* _DO THIS_
Print all the data, keeping every line exactly as it is.

* _DATA FOR THIS EXERCISE_
# # # # #

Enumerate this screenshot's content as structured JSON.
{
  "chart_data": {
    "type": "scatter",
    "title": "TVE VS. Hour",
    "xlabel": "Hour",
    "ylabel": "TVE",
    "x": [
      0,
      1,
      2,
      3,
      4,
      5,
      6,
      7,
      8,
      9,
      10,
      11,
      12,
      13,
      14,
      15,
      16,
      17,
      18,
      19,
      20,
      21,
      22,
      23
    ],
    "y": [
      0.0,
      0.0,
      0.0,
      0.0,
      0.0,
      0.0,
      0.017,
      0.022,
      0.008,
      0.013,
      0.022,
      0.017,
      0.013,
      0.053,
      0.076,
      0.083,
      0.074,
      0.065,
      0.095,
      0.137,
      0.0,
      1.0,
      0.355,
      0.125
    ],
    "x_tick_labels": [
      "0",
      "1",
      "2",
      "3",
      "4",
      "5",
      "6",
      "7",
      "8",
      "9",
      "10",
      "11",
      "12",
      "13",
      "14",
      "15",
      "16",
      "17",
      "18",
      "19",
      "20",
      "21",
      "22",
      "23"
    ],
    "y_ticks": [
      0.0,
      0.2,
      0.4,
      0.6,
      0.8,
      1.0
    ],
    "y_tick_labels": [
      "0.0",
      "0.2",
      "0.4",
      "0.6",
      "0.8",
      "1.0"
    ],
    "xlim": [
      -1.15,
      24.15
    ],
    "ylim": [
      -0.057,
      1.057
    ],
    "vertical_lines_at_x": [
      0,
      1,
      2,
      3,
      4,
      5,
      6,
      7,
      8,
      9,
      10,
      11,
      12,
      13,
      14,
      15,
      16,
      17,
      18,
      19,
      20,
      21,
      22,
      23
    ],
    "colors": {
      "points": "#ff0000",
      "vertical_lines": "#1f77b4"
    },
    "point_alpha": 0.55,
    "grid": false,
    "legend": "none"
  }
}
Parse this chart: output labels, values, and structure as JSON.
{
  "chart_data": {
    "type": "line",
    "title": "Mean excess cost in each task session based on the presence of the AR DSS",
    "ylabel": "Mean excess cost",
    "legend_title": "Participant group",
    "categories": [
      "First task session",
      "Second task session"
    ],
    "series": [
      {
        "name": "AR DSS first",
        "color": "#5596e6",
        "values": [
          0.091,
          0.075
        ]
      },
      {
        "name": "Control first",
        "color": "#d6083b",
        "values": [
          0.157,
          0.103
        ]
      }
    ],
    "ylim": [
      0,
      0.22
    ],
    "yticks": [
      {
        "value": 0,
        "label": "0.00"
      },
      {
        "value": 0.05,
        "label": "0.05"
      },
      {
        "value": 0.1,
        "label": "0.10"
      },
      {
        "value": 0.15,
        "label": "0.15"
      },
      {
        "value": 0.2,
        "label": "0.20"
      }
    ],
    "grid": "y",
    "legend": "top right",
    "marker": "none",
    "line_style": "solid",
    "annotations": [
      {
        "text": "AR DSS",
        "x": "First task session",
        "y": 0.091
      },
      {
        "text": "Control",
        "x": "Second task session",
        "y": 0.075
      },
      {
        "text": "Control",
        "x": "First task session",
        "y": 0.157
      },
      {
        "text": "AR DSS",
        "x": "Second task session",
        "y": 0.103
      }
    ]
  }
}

# # # # #

* _TASK RESULT_
Enumerate this screenshot's content as structured JSON.
{
  "chart_data": {
    "type": "scatter",
    "title": "TVE VS. Hour",
    "xlabel": "Hour",
    "ylabel": "TVE",
    "x": [
      0,
      1,
      2,
      3,
      4,
      5,
      6,
      7,
      8,
      9,
      10,
      11,
      12,
      13,
      14,
      15,
      16,
      17,
      18,
      19,
      20,
      21,
      22,
      23
    ],
    "y": [
      0.0,
      0.0,
      0.0,
      0.0,
      0.0,
      0.0,
      0.017,
      0.022,
      0.008,
      0.013,
      0.022,
      0.017,
      0.013,
      0.053,
      0.076,
      0.083,
      0.074,
      0.065,
      0.095,
      0.137,
      0.0,
      1.0,
      0.355,
      0.125
    ],
    "x_tick_labels": [
      "0",
      "1",
      "2",
      "3",
      "4",
      "5",
      "6",
      "7",
      "8",
      "9",
      "10",
      "11",
      "12",
      "13",
      "14",
      "15",
      "16",
      "17",
      "18",
      "19",
      "20",
      "21",
      "22",
      "23"
    ],
    "y_ticks": [
      0.0,
      0.2,
      0.4,
      0.6,
      0.8,
      1.0
    ],
    "y_tick_labels": [
      "0.0",
      "0.2",
      "0.4",
      "0.6",
      "0.8",
      "1.0"
    ],
    "xlim": [
      -1.15,
      24.15
    ],
    "ylim": [
      -0.057,
      1.057
    ],
    "vertical_lines_at_x": [
      0,
      1,
      2,
      3,
      4,
      5,
      6,
      7,
      8,
      9,
      10,
      11,
      12,
      13,
      14,
      15,
      16,
      17,
      18,
      19,
      20,
      21,
      22,
      23
    ],
    "colors": {
      "points": "#ff0000",
      "vertical_lines": "#1f77b4"
    },
    "point_alpha": 0.55,
    "grid": false,
    "legend": "none"
  }
}
Parse this chart: output labels, values, and structure as JSON.
{
  "chart_data": {
    "type": "line",
    "title": "Mean excess cost in each task session based on the presence of the AR DSS",
    "ylabel": "Mean excess cost",
    "legend_title": "Participant group",
    "categories": [
      "First task session",
      "Second task session"
    ],
    "series": [
      {
        "name": "AR DSS first",
        "color": "#5596e6",
        "values": [
          0.091,
          0.075
        ]
      },
      {
        "name": "Control first",
        "color": "#d6083b",
        "values": [
          0.157,
          0.103
        ]
      }
    ],
    "ylim": [
      0,
      0.22
    ],
    "yticks": [
      {
        "value": 0,
        "label": "0.00"
      },
      {
        "value": 0.05,
        "label": "0.05"
      },
      {
        "value": 0.1,
        "label": "0.10"
      },
      {
        "value": 0.15,
        "label": "0.15"
      },
      {
        "value": 0.2,
        "label": "0.20"
      }
    ],
    "grid": "y",
    "legend": "top right",
    "marker": "none",
    "line_style": "solid",
    "annotations": [
      {
        "text": "AR DSS",
        "x": "First task session",
        "y": 0.091
      },
      {
        "text": "Control",
        "x": "Second task session",
        "y": 0.075
      },
      {
        "text": "Control",
        "x": "First task session",
        "y": 0.157
      },
      {
        "text": "AR DSS",
        "x": "Second task session",
        "y": 0.103
      }
    ]
  }
}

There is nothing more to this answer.